### MATERIAL

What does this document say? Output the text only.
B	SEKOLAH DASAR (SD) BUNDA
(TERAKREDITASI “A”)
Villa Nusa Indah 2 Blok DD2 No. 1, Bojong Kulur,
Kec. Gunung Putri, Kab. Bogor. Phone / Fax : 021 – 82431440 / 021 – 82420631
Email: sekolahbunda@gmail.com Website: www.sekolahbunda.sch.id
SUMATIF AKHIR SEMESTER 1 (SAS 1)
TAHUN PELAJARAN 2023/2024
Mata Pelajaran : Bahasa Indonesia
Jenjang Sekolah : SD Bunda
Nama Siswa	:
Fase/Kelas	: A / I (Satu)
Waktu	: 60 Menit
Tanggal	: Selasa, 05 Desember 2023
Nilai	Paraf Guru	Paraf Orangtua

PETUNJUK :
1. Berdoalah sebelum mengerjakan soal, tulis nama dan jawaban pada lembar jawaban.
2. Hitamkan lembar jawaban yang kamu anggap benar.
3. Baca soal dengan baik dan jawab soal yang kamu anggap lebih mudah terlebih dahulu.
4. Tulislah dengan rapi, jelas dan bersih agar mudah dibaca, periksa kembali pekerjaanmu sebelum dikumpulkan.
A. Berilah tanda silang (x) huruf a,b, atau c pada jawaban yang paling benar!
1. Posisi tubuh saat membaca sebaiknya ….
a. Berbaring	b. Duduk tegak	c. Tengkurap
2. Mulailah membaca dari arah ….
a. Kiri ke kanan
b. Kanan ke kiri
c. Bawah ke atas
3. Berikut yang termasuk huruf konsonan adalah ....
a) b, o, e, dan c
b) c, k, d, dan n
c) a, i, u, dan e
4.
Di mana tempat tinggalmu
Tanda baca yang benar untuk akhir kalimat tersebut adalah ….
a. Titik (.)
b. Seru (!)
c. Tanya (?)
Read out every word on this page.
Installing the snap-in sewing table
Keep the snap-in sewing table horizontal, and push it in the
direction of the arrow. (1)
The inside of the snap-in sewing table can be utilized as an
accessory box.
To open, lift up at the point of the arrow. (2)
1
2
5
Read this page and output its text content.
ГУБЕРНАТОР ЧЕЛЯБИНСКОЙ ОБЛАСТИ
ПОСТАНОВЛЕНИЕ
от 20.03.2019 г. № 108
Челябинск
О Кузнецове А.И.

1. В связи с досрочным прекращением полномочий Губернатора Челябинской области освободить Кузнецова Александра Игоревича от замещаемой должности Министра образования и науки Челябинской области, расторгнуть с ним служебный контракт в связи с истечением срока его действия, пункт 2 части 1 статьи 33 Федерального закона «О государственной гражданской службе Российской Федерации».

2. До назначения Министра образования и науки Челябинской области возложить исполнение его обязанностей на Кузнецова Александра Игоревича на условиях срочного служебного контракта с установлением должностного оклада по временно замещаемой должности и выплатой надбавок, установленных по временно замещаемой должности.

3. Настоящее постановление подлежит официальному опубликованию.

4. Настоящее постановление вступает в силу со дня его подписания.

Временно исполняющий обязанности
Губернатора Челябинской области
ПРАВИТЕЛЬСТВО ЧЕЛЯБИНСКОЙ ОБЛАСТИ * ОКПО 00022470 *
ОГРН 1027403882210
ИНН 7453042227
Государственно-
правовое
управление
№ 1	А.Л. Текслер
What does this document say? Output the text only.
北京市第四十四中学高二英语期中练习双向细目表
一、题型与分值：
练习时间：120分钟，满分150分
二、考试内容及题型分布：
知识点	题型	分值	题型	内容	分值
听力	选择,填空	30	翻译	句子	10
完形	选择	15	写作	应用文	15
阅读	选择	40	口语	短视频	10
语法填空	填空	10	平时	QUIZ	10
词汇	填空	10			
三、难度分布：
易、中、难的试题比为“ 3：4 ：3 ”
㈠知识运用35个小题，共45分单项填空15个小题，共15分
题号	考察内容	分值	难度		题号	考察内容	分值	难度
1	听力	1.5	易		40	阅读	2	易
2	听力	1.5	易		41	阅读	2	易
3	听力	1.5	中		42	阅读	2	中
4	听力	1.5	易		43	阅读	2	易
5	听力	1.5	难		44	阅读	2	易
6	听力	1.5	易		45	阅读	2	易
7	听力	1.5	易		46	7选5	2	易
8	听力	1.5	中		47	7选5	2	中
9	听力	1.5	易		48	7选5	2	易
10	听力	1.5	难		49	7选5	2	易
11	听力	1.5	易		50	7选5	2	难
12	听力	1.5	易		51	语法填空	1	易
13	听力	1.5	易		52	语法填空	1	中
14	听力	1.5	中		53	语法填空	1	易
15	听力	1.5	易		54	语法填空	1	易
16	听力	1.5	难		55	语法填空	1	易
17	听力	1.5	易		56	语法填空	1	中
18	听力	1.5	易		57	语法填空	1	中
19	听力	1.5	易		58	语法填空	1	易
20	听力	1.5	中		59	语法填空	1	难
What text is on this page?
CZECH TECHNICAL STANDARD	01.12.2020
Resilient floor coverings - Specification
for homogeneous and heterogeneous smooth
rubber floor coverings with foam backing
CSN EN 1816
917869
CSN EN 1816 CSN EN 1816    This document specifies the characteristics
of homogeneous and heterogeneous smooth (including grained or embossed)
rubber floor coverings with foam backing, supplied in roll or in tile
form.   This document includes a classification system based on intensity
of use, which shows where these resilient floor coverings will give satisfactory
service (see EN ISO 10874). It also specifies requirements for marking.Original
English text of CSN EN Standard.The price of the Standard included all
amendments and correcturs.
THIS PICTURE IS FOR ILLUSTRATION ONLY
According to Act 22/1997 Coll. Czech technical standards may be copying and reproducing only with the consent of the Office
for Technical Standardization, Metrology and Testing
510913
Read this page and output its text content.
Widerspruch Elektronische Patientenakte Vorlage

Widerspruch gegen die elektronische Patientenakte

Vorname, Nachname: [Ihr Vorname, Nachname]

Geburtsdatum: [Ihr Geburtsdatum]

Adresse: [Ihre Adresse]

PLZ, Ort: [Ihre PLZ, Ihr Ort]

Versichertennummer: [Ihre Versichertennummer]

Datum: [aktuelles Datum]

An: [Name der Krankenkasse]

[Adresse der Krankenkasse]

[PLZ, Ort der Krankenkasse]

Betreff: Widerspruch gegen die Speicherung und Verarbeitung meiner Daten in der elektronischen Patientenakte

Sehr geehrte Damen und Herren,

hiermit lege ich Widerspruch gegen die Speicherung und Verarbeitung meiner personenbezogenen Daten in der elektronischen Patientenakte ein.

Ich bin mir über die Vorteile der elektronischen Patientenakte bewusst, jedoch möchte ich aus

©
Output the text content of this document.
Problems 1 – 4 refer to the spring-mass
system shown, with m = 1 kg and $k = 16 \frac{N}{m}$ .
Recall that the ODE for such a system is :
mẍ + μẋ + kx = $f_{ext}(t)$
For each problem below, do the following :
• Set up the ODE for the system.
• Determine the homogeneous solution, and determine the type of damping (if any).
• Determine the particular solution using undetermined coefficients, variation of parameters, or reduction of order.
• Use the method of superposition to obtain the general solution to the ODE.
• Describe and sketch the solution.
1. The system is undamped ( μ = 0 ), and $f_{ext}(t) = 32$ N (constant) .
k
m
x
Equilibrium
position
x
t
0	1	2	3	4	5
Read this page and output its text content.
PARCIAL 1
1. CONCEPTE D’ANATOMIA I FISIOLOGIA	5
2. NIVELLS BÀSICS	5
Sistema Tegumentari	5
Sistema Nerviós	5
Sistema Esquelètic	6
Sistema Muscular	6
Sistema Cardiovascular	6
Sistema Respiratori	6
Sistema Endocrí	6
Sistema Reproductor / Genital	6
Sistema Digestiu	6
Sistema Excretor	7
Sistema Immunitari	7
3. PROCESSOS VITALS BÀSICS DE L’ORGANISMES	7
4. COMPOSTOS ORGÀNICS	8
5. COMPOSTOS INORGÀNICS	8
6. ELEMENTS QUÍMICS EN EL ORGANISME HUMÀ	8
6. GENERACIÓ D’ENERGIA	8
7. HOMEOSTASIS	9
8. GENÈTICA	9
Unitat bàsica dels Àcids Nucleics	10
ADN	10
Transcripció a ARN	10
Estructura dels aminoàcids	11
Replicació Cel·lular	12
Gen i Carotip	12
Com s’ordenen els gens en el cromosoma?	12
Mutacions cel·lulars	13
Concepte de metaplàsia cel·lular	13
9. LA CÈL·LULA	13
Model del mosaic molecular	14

######

WRITTEN REQUEST: Pick out the lines above that hold the string "должности" and show them.

EXERCISE SOLUTION:
1. В связи с досрочным прекращением полномочий Губернатора Челябинской области освободить Кузнецова Александра Игоревича от замещаемой должности Министра образования и науки Челябинской области, расторгнуть с ним служебный контракт в связи с истечением срока его действия, пункт 2 части 1 статьи 33 Федерального закона «О государственной гражданской службе Российской Федерации».
2. До назначения Министра образования и науки Челябинской области возложить исполнение его обязанностей на Кузнецова Александра Игоревича на условиях срочного служебного контракта с установлением должностного оклада по временно замещаемой должности и выплатой надбавок, установленных по временно замещаемой должности.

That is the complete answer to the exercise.